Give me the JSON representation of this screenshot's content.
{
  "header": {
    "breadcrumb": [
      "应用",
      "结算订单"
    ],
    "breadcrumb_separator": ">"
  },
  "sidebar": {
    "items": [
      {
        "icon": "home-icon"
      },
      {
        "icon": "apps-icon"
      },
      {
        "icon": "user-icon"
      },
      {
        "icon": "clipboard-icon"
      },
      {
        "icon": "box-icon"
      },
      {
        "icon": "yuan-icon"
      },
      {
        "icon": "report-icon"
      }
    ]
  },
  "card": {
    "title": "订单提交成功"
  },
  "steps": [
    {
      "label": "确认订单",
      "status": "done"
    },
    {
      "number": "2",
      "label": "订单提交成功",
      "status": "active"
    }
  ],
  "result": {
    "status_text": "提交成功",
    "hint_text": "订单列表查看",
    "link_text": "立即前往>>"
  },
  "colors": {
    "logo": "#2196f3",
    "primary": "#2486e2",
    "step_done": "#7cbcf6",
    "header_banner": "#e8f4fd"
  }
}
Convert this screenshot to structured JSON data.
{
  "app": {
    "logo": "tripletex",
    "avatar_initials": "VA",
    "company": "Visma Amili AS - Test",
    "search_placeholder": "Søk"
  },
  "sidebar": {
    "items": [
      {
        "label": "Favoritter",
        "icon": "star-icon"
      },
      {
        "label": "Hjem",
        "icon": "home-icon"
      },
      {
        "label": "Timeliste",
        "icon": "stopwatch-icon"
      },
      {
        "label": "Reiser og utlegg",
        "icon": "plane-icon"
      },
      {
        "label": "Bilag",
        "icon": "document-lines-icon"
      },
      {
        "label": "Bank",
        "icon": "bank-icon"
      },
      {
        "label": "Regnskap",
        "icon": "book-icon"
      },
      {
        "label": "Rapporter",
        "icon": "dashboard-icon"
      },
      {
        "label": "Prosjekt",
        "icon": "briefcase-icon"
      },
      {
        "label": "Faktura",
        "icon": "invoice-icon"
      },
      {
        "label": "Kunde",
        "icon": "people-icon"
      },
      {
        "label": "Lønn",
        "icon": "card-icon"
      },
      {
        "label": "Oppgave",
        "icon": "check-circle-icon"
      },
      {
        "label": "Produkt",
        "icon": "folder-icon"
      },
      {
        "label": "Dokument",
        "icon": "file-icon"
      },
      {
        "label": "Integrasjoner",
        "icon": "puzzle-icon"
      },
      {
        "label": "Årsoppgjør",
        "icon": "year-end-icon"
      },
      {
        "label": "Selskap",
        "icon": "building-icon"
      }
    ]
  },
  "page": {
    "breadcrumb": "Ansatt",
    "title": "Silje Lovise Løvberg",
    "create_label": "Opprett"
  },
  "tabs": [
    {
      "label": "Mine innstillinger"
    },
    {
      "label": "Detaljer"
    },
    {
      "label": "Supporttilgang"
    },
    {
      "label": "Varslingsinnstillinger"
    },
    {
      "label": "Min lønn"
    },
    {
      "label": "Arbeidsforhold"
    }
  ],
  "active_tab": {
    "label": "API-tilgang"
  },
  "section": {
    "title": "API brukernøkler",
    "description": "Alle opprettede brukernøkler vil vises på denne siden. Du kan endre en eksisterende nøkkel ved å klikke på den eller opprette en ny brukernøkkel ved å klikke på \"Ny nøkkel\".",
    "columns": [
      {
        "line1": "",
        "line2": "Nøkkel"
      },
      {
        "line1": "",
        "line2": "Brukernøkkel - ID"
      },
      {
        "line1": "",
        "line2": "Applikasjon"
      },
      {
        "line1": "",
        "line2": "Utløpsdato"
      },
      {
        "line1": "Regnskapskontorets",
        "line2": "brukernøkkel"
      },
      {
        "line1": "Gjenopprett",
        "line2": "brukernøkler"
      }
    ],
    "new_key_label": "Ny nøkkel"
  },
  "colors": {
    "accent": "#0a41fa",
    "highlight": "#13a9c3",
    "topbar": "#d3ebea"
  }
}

•••

Stated task:
Retype all of the data shown above, word for word.

Response:
Give me the JSON representation of this screenshot's content.
{
  "header": {
    "breadcrumb": [
      "应用",
      "结算订单"
    ],
    "breadcrumb_separator": ">"
  },
  "sidebar": {
    "items": [
      {
        "icon": "home-icon"
      },
      {
        "icon": "apps-icon"
      },
      {
        "icon": "user-icon"
      },
      {
        "icon": "clipboard-icon"
      },
      {
        "icon": "box-icon"
      },
      {
        "icon": "yuan-icon"
      },
      {
        "icon": "report-icon"
      }
    ]
  },
  "card": {
    "title": "订单提交成功"
  },
  "steps": [
    {
      "label": "确认订单",
      "status": "done"
    },
    {
      "number": "2",
      "label": "订单提交成功",
      "status": "active"
    }
  ],
  "result": {
    "status_text": "提交成功",
    "hint_text": "订单列表查看",
    "link_text": "立即前往>>"
  },
  "colors": {
    "logo": "#2196f3",
    "primary": "#2486e2",
    "step_done": "#7cbcf6",
    "header_banner": "#e8f4fd"
  }
}
Convert this screenshot to structured JSON data.
{
  "app": {
    "logo": "tripletex",
    "avatar_initials": "VA",
    "company": "Visma Amili AS - Test",
    "search_placeholder": "Søk"
  },
  "sidebar": {
    "items": [
      {
        "label": "Favoritter",
        "icon": "star-icon"
      },
      {
        "label": "Hjem",
        "icon": "home-icon"
      },
      {
        "label": "Timeliste",
        "icon": "stopwatch-icon"
      },
      {
        "label": "Reiser og utlegg",
        "icon": "plane-icon"
      },
      {
        "label": "Bilag",
        "icon": "document-lines-icon"
      },
      {
        "label": "Bank",
        "icon": "bank-icon"
      },
      {
        "label": "Regnskap",
        "icon": "book-icon"
      },
      {
        "label": "Rapporter",
        "icon": "dashboard-icon"
      },
      {
        "label": "Prosjekt",
        "icon": "briefcase-icon"
      },
      {
        "label": "Faktura",
        "icon": "invoice-icon"
      },
      {
        "label": "Kunde",
        "icon": "people-icon"
      },
      {
        "label": "Lønn",
        "icon": "card-icon"
      },
      {
        "label": "Oppgave",
        "icon": "check-circle-icon"
      },
      {
        "label": "Produkt",
        "icon": "folder-icon"
      },
      {
        "label": "Dokument",
        "icon": "file-icon"
      },
      {
        "label": "Integrasjoner",
        "icon": "puzzle-icon"
      },
      {
        "label": "Årsoppgjør",
        "icon": "year-end-icon"
      },
      {
        "label": "Selskap",
        "icon": "building-icon"
      }
    ]
  },
  "page": {
    "breadcrumb": "Ansatt",
    "title": "Silje Lovise Løvberg",
    "create_label": "Opprett"
  },
  "tabs": [
    {
      "label": "Mine innstillinger"
    },
    {
      "label": "Detaljer"
    },
    {
      "label": "Supporttilgang"
    },
    {
      "label": "Varslingsinnstillinger"
    },
    {
      "label": "Min lønn"
    },
    {
      "label": "Arbeidsforhold"
    }
  ],
  "active_tab": {
    "label": "API-tilgang"
  },
  "section": {
    "title": "API brukernøkler",
    "description": "Alle opprettede brukernøkler vil vises på denne siden. Du kan endre en eksisterende nøkkel ved å klikke på den eller opprette en ny brukernøkkel ved å klikke på \"Ny nøkkel\".",
    "columns": [
      {
        "line1": "",
        "line2": "Nøkkel"
      },
      {
        "line1": "",
        "line2": "Brukernøkkel - ID"
      },
      {
        "line1": "",
        "line2": "Applikasjon"
      },
      {
        "line1": "",
        "line2": "Utløpsdato"
      },
      {
        "line1": "Regnskapskontorets",
        "line2": "brukernøkkel"
      },
      {
        "line1": "Gjenopprett",
        "line2": "brukernøkler"
      }
    ],
    "new_key_label": "Ny nøkkel"
  },
  "colors": {
    "accent": "#0a41fa",
    "highlight": "#13a9c3",
    "topbar": "#d3ebea"
  }
}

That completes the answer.